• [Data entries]
----
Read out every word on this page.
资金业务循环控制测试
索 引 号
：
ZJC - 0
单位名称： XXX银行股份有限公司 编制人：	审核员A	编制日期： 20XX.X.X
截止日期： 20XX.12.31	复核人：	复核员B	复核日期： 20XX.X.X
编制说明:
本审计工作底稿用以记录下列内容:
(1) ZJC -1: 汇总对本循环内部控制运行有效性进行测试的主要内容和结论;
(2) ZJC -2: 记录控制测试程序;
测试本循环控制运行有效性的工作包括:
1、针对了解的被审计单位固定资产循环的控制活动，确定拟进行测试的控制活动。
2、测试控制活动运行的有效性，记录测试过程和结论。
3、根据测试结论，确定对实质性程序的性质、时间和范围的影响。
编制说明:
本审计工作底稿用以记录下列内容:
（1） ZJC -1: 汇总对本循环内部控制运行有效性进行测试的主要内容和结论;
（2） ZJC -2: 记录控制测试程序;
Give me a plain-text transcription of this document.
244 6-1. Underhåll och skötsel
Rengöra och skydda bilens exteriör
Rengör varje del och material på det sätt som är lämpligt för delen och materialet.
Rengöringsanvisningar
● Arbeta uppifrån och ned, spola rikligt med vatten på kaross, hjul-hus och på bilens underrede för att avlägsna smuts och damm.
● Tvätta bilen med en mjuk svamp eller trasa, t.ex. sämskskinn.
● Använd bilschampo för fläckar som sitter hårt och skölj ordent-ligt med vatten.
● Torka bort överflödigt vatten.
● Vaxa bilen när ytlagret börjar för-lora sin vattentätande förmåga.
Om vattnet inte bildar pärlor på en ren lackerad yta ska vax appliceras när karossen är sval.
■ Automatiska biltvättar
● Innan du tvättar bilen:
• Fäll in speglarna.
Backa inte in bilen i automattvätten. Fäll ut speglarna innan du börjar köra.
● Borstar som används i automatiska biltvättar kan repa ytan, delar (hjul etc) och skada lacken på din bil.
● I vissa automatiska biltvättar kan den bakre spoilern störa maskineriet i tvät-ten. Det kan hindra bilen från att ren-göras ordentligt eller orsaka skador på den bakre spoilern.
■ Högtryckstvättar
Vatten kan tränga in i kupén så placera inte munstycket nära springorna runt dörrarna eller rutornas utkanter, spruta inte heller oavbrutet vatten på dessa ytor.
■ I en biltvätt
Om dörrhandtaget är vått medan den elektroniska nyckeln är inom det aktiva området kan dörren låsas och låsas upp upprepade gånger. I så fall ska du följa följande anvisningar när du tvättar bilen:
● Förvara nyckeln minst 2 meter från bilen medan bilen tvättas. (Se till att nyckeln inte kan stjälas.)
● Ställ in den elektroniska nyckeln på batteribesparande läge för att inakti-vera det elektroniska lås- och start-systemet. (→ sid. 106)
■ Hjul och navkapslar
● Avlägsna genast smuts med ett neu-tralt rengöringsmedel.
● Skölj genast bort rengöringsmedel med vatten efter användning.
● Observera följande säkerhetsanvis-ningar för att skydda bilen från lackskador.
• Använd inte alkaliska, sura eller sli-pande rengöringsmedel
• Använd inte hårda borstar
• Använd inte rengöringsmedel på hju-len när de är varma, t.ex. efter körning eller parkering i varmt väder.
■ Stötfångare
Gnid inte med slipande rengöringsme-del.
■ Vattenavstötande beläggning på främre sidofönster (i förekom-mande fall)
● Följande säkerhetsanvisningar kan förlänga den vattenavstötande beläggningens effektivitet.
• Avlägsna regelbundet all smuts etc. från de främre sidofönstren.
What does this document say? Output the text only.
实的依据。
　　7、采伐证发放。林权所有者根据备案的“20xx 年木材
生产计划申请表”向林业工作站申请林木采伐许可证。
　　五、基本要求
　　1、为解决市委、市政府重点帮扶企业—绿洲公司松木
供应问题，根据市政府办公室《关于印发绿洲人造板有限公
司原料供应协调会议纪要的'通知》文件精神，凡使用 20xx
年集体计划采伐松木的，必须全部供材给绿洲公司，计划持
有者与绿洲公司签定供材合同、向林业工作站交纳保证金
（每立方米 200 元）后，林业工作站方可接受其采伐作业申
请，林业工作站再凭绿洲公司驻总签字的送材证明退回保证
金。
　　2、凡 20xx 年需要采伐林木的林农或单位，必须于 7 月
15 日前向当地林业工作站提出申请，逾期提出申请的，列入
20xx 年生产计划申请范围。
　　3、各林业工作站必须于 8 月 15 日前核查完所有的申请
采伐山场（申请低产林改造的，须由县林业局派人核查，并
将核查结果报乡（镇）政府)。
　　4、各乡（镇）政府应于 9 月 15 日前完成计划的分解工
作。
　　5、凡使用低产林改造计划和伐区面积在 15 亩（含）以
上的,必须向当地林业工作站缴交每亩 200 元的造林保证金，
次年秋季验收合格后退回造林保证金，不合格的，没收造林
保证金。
----
• [Problem details] Take the entries above and copy them out exactly.

• [Correct response]
Read out every word on this page.
资金业务循环控制测试
索 引 号
：
ZJC - 0
单位名称： XXX银行股份有限公司 编制人：	审核员A	编制日期： 20XX.X.X
截止日期： 20XX.12.31	复核人：	复核员B	复核日期： 20XX.X.X
编制说明:
本审计工作底稿用以记录下列内容:
(1) ZJC -1: 汇总对本循环内部控制运行有效性进行测试的主要内容和结论;
(2) ZJC -2: 记录控制测试程序;
测试本循环控制运行有效性的工作包括:
1、针对了解的被审计单位固定资产循环的控制活动，确定拟进行测试的控制活动。
2、测试控制活动运行的有效性，记录测试过程和结论。
3、根据测试结论，确定对实质性程序的性质、时间和范围的影响。
编制说明:
本审计工作底稿用以记录下列内容:
（1） ZJC -1: 汇总对本循环内部控制运行有效性进行测试的主要内容和结论;
（2） ZJC -2: 记录控制测试程序;
Give me a plain-text transcription of this document.
244 6-1. Underhåll och skötsel
Rengöra och skydda bilens exteriör
Rengör varje del och material på det sätt som är lämpligt för delen och materialet.
Rengöringsanvisningar
● Arbeta uppifrån och ned, spola rikligt med vatten på kaross, hjul-hus och på bilens underrede för att avlägsna smuts och damm.
● Tvätta bilen med en mjuk svamp eller trasa, t.ex. sämskskinn.
● Använd bilschampo för fläckar som sitter hårt och skölj ordent-ligt med vatten.
● Torka bort överflödigt vatten.
● Vaxa bilen när ytlagret börjar för-lora sin vattentätande förmåga.
Om vattnet inte bildar pärlor på en ren lackerad yta ska vax appliceras när karossen är sval.
■ Automatiska biltvättar
● Innan du tvättar bilen:
• Fäll in speglarna.
Backa inte in bilen i automattvätten. Fäll ut speglarna innan du börjar köra.
● Borstar som används i automatiska biltvättar kan repa ytan, delar (hjul etc) och skada lacken på din bil.
● I vissa automatiska biltvättar kan den bakre spoilern störa maskineriet i tvät-ten. Det kan hindra bilen från att ren-göras ordentligt eller orsaka skador på den bakre spoilern.
■ Högtryckstvättar
Vatten kan tränga in i kupén så placera inte munstycket nära springorna runt dörrarna eller rutornas utkanter, spruta inte heller oavbrutet vatten på dessa ytor.
■ I en biltvätt
Om dörrhandtaget är vått medan den elektroniska nyckeln är inom det aktiva området kan dörren låsas och låsas upp upprepade gånger. I så fall ska du följa följande anvisningar när du tvättar bilen:
● Förvara nyckeln minst 2 meter från bilen medan bilen tvättas. (Se till att nyckeln inte kan stjälas.)
● Ställ in den elektroniska nyckeln på batteribesparande läge för att inakti-vera det elektroniska lås- och start-systemet. (→ sid. 106)
■ Hjul och navkapslar
● Avlägsna genast smuts med ett neu-tralt rengöringsmedel.
● Skölj genast bort rengöringsmedel med vatten efter användning.
● Observera följande säkerhetsanvis-ningar för att skydda bilen från lackskador.
• Använd inte alkaliska, sura eller sli-pande rengöringsmedel
• Använd inte hårda borstar
• Använd inte rengöringsmedel på hju-len när de är varma, t.ex. efter körning eller parkering i varmt väder.
■ Stötfångare
Gnid inte med slipande rengöringsme-del.
■ Vattenavstötande beläggning på främre sidofönster (i förekom-mande fall)
● Följande säkerhetsanvisningar kan förlänga den vattenavstötande beläggningens effektivitet.
• Avlägsna regelbundet all smuts etc. från de främre sidofönstren.
What does this document say? Output the text only.
实的依据。
　　7、采伐证发放。林权所有者根据备案的“20xx 年木材
生产计划申请表”向林业工作站申请林木采伐许可证。
　　五、基本要求
　　1、为解决市委、市政府重点帮扶企业—绿洲公司松木
供应问题，根据市政府办公室《关于印发绿洲人造板有限公
司原料供应协调会议纪要的'通知》文件精神，凡使用 20xx
年集体计划采伐松木的，必须全部供材给绿洲公司，计划持
有者与绿洲公司签定供材合同、向林业工作站交纳保证金
（每立方米 200 元）后，林业工作站方可接受其采伐作业申
请，林业工作站再凭绿洲公司驻总签字的送材证明退回保证
金。
　　2、凡 20xx 年需要采伐林木的林农或单位，必须于 7 月
15 日前向当地林业工作站提出申请，逾期提出申请的，列入
20xx 年生产计划申请范围。
　　3、各林业工作站必须于 8 月 15 日前核查完所有的申请
采伐山场（申请低产林改造的，须由县林业局派人核查，并
将核查结果报乡（镇）政府)。
　　4、各乡（镇）政府应于 9 月 15 日前完成计划的分解工
作。
　　5、凡使用低产林改造计划和伐区面积在 15 亩（含）以
上的,必须向当地林业工作站缴交每亩 200 元的造林保证金，
次年秋季验收合格后退回造林保证金，不合格的，没收造林
保证金。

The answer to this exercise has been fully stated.